→ **REQUIRED TASK**:
Take the material below and write it all out again exactly.
|---|
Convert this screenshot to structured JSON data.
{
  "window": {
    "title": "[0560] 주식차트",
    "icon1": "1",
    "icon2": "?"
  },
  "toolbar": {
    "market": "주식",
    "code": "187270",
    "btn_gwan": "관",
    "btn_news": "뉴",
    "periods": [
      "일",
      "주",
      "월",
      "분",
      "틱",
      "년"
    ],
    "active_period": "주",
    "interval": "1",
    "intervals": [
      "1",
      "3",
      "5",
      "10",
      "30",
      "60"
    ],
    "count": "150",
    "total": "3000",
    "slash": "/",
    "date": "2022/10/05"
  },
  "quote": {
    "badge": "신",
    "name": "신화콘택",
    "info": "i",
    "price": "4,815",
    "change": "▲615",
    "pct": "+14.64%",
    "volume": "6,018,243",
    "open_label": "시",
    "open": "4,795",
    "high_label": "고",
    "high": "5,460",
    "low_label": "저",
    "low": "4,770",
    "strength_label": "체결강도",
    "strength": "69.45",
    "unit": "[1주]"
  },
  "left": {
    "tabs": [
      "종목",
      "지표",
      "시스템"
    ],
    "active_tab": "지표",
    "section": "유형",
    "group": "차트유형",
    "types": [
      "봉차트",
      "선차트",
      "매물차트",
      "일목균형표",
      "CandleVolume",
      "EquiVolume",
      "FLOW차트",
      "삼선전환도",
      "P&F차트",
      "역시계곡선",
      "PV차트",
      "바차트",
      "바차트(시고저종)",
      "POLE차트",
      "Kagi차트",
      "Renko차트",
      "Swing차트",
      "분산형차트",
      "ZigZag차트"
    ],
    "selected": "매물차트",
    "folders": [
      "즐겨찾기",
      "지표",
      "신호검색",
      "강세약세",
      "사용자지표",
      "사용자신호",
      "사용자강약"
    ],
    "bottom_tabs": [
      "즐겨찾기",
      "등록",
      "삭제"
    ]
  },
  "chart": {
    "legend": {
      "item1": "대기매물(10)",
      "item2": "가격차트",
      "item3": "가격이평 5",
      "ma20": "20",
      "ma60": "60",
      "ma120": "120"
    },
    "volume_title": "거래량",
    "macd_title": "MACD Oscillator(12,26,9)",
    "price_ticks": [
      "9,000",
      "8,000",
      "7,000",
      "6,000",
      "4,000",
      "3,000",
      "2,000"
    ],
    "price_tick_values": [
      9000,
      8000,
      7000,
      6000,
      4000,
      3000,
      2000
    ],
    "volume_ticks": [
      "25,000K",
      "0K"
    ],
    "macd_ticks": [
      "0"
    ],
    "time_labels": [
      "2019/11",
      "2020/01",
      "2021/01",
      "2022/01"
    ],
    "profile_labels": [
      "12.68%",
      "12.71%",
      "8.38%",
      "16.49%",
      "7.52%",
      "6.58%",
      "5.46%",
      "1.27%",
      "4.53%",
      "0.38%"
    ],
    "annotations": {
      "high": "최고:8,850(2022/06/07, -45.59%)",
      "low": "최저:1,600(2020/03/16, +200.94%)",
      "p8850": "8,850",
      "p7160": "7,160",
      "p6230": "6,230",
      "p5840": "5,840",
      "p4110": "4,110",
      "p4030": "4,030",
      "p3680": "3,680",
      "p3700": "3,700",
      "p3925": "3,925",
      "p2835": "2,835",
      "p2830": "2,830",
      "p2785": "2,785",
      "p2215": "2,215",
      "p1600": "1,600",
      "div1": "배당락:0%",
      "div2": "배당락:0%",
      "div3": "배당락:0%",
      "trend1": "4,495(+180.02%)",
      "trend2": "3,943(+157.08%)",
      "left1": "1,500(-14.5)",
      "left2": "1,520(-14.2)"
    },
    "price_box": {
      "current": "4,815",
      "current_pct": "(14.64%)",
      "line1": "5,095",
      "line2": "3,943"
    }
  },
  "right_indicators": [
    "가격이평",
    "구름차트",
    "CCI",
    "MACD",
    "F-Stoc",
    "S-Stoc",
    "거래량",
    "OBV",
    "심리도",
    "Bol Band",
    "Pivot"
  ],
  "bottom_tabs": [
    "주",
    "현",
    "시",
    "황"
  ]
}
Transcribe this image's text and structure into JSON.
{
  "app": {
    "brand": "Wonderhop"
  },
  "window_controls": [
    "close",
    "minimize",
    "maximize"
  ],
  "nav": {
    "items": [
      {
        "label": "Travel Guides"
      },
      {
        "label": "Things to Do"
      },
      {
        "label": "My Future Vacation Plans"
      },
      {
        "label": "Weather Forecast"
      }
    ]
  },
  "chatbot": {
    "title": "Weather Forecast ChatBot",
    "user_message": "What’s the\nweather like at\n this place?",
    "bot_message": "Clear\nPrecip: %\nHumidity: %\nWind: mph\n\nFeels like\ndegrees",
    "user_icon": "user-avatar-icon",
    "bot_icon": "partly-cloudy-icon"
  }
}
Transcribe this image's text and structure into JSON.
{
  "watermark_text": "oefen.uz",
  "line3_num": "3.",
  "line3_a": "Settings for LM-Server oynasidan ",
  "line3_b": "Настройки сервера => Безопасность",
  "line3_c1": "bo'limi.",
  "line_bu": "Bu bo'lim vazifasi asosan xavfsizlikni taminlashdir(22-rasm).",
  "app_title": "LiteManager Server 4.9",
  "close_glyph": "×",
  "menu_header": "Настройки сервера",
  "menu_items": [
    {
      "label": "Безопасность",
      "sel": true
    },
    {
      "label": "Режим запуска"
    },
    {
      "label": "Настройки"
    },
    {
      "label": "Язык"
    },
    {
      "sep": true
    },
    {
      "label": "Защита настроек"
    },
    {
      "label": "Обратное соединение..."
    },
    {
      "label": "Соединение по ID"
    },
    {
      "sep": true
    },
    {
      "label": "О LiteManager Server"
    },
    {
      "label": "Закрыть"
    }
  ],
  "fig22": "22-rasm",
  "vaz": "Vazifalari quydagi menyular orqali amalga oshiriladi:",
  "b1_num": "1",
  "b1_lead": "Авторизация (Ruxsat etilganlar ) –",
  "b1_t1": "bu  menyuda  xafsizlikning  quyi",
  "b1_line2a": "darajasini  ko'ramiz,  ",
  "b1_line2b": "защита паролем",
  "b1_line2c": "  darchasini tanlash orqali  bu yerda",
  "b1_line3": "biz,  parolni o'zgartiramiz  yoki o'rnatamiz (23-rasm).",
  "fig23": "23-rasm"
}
|---|
→ **RIGHT ANSWER**:
Convert this screenshot to structured JSON data.
{
  "window": {
    "title": "[0560] 주식차트",
    "icon1": "1",
    "icon2": "?"
  },
  "toolbar": {
    "market": "주식",
    "code": "187270",
    "btn_gwan": "관",
    "btn_news": "뉴",
    "periods": [
      "일",
      "주",
      "월",
      "분",
      "틱",
      "년"
    ],
    "active_period": "주",
    "interval": "1",
    "intervals": [
      "1",
      "3",
      "5",
      "10",
      "30",
      "60"
    ],
    "count": "150",
    "total": "3000",
    "slash": "/",
    "date": "2022/10/05"
  },
  "quote": {
    "badge": "신",
    "name": "신화콘택",
    "info": "i",
    "price": "4,815",
    "change": "▲615",
    "pct": "+14.64%",
    "volume": "6,018,243",
    "open_label": "시",
    "open": "4,795",
    "high_label": "고",
    "high": "5,460",
    "low_label": "저",
    "low": "4,770",
    "strength_label": "체결강도",
    "strength": "69.45",
    "unit": "[1주]"
  },
  "left": {
    "tabs": [
      "종목",
      "지표",
      "시스템"
    ],
    "active_tab": "지표",
    "section": "유형",
    "group": "차트유형",
    "types": [
      "봉차트",
      "선차트",
      "매물차트",
      "일목균형표",
      "CandleVolume",
      "EquiVolume",
      "FLOW차트",
      "삼선전환도",
      "P&F차트",
      "역시계곡선",
      "PV차트",
      "바차트",
      "바차트(시고저종)",
      "POLE차트",
      "Kagi차트",
      "Renko차트",
      "Swing차트",
      "분산형차트",
      "ZigZag차트"
    ],
    "selected": "매물차트",
    "folders": [
      "즐겨찾기",
      "지표",
      "신호검색",
      "강세약세",
      "사용자지표",
      "사용자신호",
      "사용자강약"
    ],
    "bottom_tabs": [
      "즐겨찾기",
      "등록",
      "삭제"
    ]
  },
  "chart": {
    "legend": {
      "item1": "대기매물(10)",
      "item2": "가격차트",
      "item3": "가격이평 5",
      "ma20": "20",
      "ma60": "60",
      "ma120": "120"
    },
    "volume_title": "거래량",
    "macd_title": "MACD Oscillator(12,26,9)",
    "price_ticks": [
      "9,000",
      "8,000",
      "7,000",
      "6,000",
      "4,000",
      "3,000",
      "2,000"
    ],
    "price_tick_values": [
      9000,
      8000,
      7000,
      6000,
      4000,
      3000,
      2000
    ],
    "volume_ticks": [
      "25,000K",
      "0K"
    ],
    "macd_ticks": [
      "0"
    ],
    "time_labels": [
      "2019/11",
      "2020/01",
      "2021/01",
      "2022/01"
    ],
    "profile_labels": [
      "12.68%",
      "12.71%",
      "8.38%",
      "16.49%",
      "7.52%",
      "6.58%",
      "5.46%",
      "1.27%",
      "4.53%",
      "0.38%"
    ],
    "annotations": {
      "high": "최고:8,850(2022/06/07, -45.59%)",
      "low": "최저:1,600(2020/03/16, +200.94%)",
      "p8850": "8,850",
      "p7160": "7,160",
      "p6230": "6,230",
      "p5840": "5,840",
      "p4110": "4,110",
      "p4030": "4,030",
      "p3680": "3,680",
      "p3700": "3,700",
      "p3925": "3,925",
      "p2835": "2,835",
      "p2830": "2,830",
      "p2785": "2,785",
      "p2215": "2,215",
      "p1600": "1,600",
      "div1": "배당락:0%",
      "div2": "배당락:0%",
      "div3": "배당락:0%",
      "trend1": "4,495(+180.02%)",
      "trend2": "3,943(+157.08%)",
      "left1": "1,500(-14.5)",
      "left2": "1,520(-14.2)"
    },
    "price_box": {
      "current": "4,815",
      "current_pct": "(14.64%)",
      "line1": "5,095",
      "line2": "3,943"
    }
  },
  "right_indicators": [
    "가격이평",
    "구름차트",
    "CCI",
    "MACD",
    "F-Stoc",
    "S-Stoc",
    "거래량",
    "OBV",
    "심리도",
    "Bol Band",
    "Pivot"
  ],
  "bottom_tabs": [
    "주",
    "현",
    "시",
    "황"
  ]
}
Transcribe this image's text and structure into JSON.
{
  "app": {
    "brand": "Wonderhop"
  },
  "window_controls": [
    "close",
    "minimize",
    "maximize"
  ],
  "nav": {
    "items": [
      {
        "label": "Travel Guides"
      },
      {
        "label": "Things to Do"
      },
      {
        "label": "My Future Vacation Plans"
      },
      {
        "label": "Weather Forecast"
      }
    ]
  },
  "chatbot": {
    "title": "Weather Forecast ChatBot",
    "user_message": "What’s the\nweather like at\n this place?",
    "bot_message": "Clear\nPrecip: %\nHumidity: %\nWind: mph\n\nFeels like\ndegrees",
    "user_icon": "user-avatar-icon",
    "bot_icon": "partly-cloudy-icon"
  }
}
Transcribe this image's text and structure into JSON.
{
  "watermark_text": "oefen.uz",
  "line3_num": "3.",
  "line3_a": "Settings for LM-Server oynasidan ",
  "line3_b": "Настройки сервера => Безопасность",
  "line3_c1": "bo'limi.",
  "line_bu": "Bu bo'lim vazifasi asosan xavfsizlikni taminlashdir(22-rasm).",
  "app_title": "LiteManager Server 4.9",
  "close_glyph": "×",
  "menu_header": "Настройки сервера",
  "menu_items": [
    {
      "label": "Безопасность",
      "sel": true
    },
    {
      "label": "Режим запуска"
    },
    {
      "label": "Настройки"
    },
    {
      "label": "Язык"
    },
    {
      "sep": true
    },
    {
      "label": "Защита настроек"
    },
    {
      "label": "Обратное соединение..."
    },
    {
      "label": "Соединение по ID"
    },
    {
      "sep": true
    },
    {
      "label": "О LiteManager Server"
    },
    {
      "label": "Закрыть"
    }
  ],
  "fig22": "22-rasm",
  "vaz": "Vazifalari quydagi menyular orqali amalga oshiriladi:",
  "b1_num": "1",
  "b1_lead": "Авторизация (Ruxsat etilganlar ) –",
  "b1_t1": "bu  menyuda  xafsizlikning  quyi",
  "b1_line2a": "darajasini  ko'ramiz,  ",
  "b1_line2b": "защита паролем",
  "b1_line2c": "  darchasini tanlash orqali  bu yerda",
  "b1_line3": "biz,  parolni o'zgartiramiz  yoki o'rnatamiz (23-rasm).",
  "fig23": "23-rasm"
}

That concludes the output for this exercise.